Work instructions. Transcribe the data that follows in full. Leave out the pictures.

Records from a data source
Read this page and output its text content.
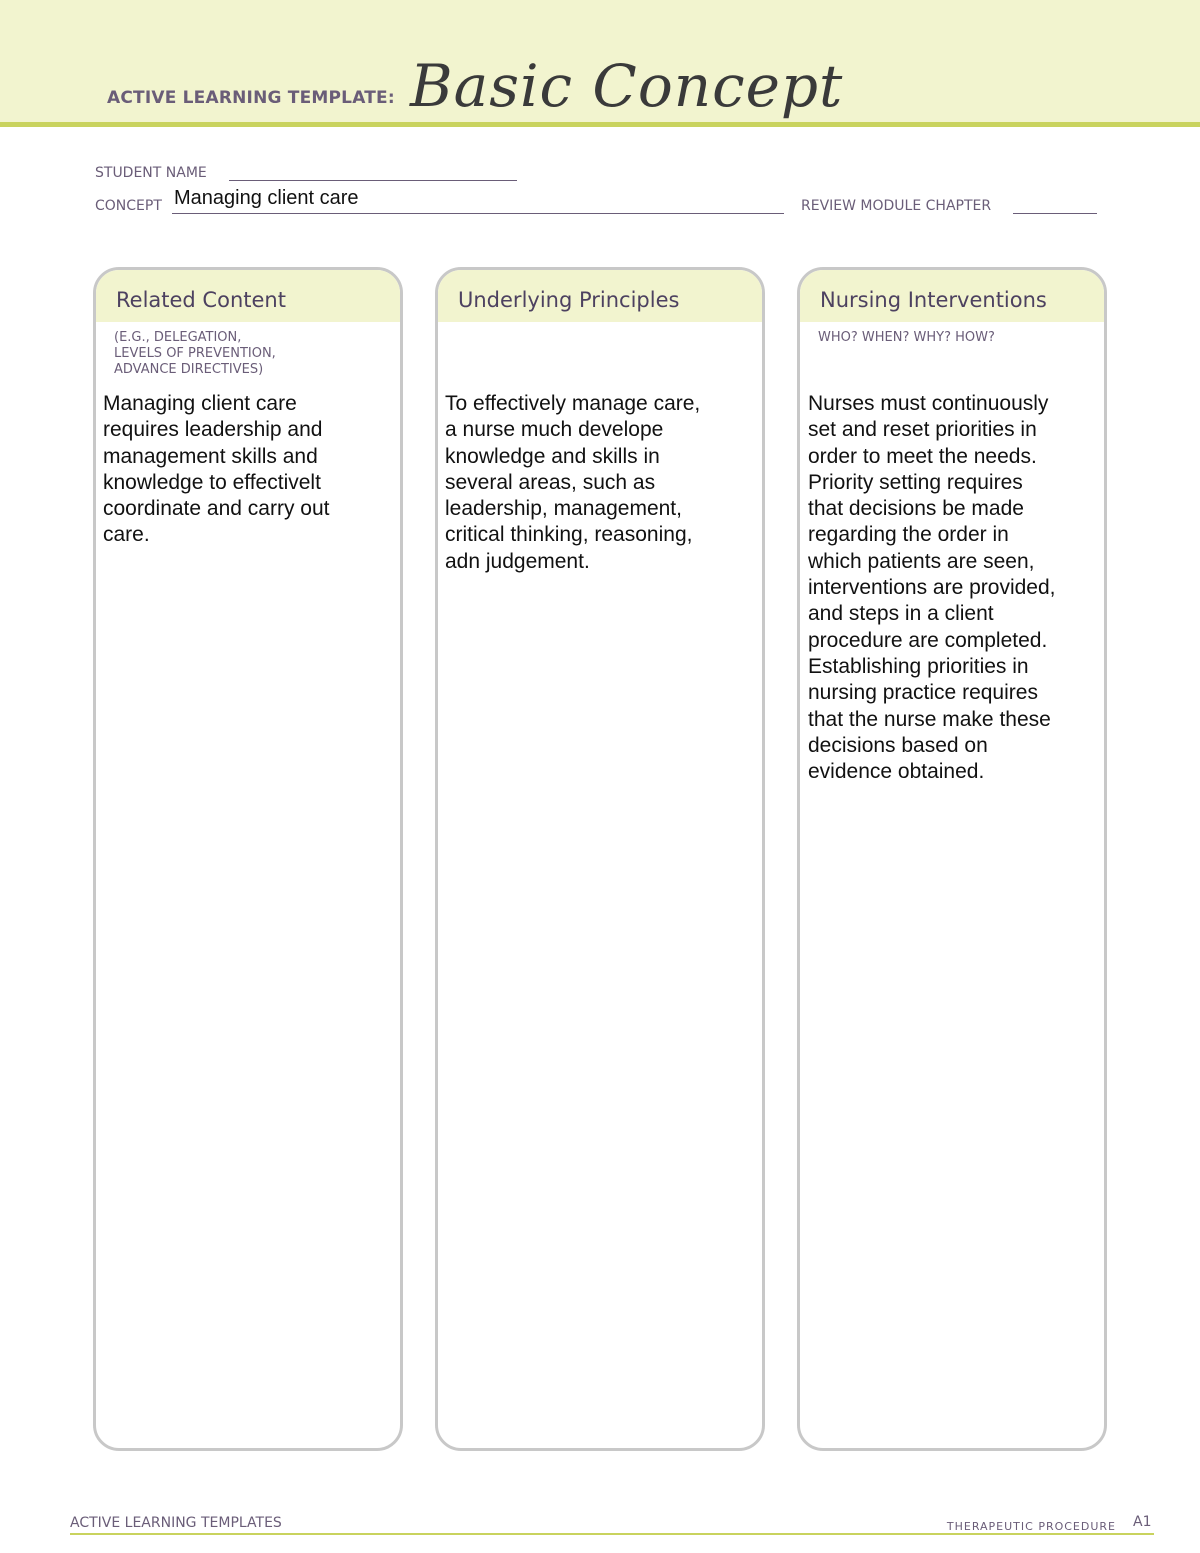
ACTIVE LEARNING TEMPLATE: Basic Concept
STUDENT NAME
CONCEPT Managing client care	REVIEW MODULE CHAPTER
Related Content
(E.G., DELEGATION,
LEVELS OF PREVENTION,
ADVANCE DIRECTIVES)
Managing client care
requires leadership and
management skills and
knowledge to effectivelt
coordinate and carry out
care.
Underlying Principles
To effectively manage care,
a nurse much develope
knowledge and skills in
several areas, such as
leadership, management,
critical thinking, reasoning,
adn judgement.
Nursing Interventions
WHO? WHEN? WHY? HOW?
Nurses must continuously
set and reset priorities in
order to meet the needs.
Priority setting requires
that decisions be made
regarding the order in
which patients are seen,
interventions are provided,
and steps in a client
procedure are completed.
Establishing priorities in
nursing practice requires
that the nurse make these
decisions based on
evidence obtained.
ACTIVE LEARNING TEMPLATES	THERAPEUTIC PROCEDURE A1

Exercise answer.
Read this page and output its text content.
ACTIVE LEARNING TEMPLATE: Basic Concept
STUDENT NAME
CONCEPT Managing client care	REVIEW MODULE CHAPTER
Related Content
(E.G., DELEGATION,
LEVELS OF PREVENTION,
ADVANCE DIRECTIVES)
Managing client care
requires leadership and
management skills and
knowledge to effectivelt
coordinate and carry out
care.
Underlying Principles
To effectively manage care,
a nurse much develope
knowledge and skills in
several areas, such as
leadership, management,
critical thinking, reasoning,
adn judgement.
Nursing Interventions
WHO? WHEN? WHY? HOW?
Nurses must continuously
set and reset priorities in
order to meet the needs.
Priority setting requires
that decisions be made
regarding the order in
which patients are seen,
interventions are provided,
and steps in a client
procedure are completed.
Establishing priorities in
nursing practice requires
that the nurse make these
decisions based on
evidence obtained.
ACTIVE LEARNING TEMPLATES	THERAPEUTIC PROCEDURE A1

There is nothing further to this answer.